BRANO »
Scopri i limiti, le condizioni e le eventuali sanzioni per i dipendenti che svolgono attività lavorative o extra-lavorative durante la malattia
Sul periodo di “malattia dal lavoro” aleggiano spesso leggende e luoghi comuni, molti dei quali totalmente infondati. Si pensa, ad esempio, che durante la malattia sia vietato uscire di casa, anche se in realtà sarà sufficiente rimanere a casa durante l’orario delle visite fiscali, che avvengono in fasce temporali ben definite.
Molti, inoltre, credono che durante la malattia non sia possibile portare avanti un’altra attività lavorativa. Ma le cose stanno davvero così?
Lo diciamo subito: contrariamente alle aspettative, è in realtà possibile svolgere un altro lavoro durante la malattia, a patto però che tali attività non aggravino o ritardino la guarigione. Ma cosa significa di preciso?
Prima di approfondire la questione, non possiamo che partire dalle basi: che cos’è la malattia?
In generale, la malattia è un evento patologico che colpisce il lavoratore e che costituisce causa di sospensione dell’attività lavorativa. Può avere origine nel contesto lavorativo (la cosiddetta “malattia professionale”) oppure scaturire da una causa esterna.
In entrambi i casi la malattia sospende, per tutto il periodo e fino all’avvenuta guarigione, l’esecuzione della prestazione lavorativa. Il lavoratore sarà tenuto a informare tempestivamente l’azienda e ad attivarsi affinché venga trasmesso il certificato medico.
Così come l’azienda non potrà pretendere che il dipendente rientri al lavoro prima dell’avvenuta guarigione, anche il lavoratore sarà tenuto a comportarsi in modo tale da non pregiudicare e ritardare la ripresa. Sebbene non espressamente codificato dalla normativa sul lavoro, questo obbligo emerge dai principi generali di buona fede e diligenza nello svolgimento del rapporto.

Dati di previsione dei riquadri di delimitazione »

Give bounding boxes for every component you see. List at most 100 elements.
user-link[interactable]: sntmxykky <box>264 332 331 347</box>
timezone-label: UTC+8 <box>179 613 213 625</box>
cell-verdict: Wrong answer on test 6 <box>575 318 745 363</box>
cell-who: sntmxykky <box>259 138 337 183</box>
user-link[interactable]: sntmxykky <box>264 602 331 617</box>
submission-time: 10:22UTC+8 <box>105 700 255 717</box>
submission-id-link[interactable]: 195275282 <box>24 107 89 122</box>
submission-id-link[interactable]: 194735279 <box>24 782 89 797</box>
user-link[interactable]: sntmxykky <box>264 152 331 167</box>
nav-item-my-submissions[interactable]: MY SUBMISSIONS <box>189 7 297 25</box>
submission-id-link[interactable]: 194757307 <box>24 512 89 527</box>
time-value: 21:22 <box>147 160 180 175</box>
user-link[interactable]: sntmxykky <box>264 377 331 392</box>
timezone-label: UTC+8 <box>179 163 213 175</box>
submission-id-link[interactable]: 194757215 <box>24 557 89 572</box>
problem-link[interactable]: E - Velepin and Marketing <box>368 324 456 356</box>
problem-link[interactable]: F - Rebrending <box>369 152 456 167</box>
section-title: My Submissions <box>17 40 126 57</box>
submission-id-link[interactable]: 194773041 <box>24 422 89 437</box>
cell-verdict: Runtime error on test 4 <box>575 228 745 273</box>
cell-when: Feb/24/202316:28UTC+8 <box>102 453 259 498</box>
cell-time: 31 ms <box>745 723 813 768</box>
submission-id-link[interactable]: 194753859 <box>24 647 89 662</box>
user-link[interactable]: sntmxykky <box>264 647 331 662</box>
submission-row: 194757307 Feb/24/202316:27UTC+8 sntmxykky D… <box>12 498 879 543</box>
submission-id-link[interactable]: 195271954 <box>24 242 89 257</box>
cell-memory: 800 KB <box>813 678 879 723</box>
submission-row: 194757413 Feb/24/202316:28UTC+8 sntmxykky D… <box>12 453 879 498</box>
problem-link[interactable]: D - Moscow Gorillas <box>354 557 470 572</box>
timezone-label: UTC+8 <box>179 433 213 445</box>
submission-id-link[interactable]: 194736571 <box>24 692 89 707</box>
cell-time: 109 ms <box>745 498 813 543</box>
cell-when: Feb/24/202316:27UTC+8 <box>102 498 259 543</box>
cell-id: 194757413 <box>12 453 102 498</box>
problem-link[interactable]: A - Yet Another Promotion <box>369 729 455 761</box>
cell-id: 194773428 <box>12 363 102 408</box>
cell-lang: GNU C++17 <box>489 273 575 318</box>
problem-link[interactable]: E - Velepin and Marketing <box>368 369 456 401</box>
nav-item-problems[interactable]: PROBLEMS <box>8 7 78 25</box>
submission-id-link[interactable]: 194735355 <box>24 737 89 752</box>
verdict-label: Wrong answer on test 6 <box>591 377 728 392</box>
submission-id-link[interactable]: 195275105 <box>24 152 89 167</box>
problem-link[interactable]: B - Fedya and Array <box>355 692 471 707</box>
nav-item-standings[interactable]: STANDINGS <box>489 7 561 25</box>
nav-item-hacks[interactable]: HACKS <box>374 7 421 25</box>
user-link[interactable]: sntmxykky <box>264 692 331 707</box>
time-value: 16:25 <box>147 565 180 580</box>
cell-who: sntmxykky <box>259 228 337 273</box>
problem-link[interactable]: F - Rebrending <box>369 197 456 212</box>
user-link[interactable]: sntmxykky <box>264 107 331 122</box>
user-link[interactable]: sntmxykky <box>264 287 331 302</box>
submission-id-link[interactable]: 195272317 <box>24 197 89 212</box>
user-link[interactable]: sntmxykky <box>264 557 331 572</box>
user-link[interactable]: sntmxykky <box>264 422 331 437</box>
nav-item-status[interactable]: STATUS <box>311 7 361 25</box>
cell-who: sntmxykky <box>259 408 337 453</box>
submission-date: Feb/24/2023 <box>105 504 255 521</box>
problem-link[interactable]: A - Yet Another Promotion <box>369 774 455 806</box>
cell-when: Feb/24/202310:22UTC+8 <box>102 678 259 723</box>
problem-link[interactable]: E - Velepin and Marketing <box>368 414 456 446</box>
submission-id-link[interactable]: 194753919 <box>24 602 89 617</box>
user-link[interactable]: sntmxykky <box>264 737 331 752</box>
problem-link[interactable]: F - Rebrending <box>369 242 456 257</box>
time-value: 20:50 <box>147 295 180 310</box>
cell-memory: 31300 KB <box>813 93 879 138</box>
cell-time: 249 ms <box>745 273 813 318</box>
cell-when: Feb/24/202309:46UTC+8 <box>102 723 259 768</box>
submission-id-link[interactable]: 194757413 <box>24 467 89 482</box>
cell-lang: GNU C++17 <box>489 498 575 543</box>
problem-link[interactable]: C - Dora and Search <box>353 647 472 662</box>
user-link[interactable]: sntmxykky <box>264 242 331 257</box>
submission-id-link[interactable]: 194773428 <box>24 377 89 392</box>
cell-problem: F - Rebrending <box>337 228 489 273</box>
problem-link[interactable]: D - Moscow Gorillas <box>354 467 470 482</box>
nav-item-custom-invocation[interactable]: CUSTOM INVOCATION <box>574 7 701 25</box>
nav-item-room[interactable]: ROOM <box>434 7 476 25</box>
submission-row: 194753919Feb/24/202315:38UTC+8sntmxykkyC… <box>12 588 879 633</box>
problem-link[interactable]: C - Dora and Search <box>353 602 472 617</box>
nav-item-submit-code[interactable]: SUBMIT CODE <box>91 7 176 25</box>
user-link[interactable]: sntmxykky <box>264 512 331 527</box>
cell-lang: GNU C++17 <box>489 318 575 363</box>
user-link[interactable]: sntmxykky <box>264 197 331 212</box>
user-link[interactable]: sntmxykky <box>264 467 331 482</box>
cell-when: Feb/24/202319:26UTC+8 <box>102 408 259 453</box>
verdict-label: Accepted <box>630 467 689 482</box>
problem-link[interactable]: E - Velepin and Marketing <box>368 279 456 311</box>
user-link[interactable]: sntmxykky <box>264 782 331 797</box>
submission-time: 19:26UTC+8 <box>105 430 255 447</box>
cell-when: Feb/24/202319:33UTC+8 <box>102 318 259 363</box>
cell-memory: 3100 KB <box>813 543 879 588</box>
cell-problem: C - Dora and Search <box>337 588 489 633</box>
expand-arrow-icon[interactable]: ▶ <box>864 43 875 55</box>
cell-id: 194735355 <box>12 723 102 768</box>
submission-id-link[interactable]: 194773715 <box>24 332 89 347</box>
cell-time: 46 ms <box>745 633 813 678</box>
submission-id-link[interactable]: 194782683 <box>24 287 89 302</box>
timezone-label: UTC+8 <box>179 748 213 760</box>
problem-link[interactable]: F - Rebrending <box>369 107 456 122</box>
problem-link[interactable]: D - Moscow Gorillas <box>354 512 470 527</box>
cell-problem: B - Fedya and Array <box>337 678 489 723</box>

COMPITO »
Puoi trascrivere fedelmente il passo del testo sulla malattia che comincia con le parole "In entrambi i" e si chiude dopo "il certificato medico."? Le righe non hanno alcun legame con il testo sulla malattia.

LA TUA SOLUZIONE »
In entrambi i casi la malattia sospende, per tutto il periodo e fino all’avvenuta guarigione, l’esecuzione della prestazione lavorativa. Il lavoratore sarà tenuto a informare tempestivamente l’azienda e ad attivarsi affinché venga trasmesso il certificato medico.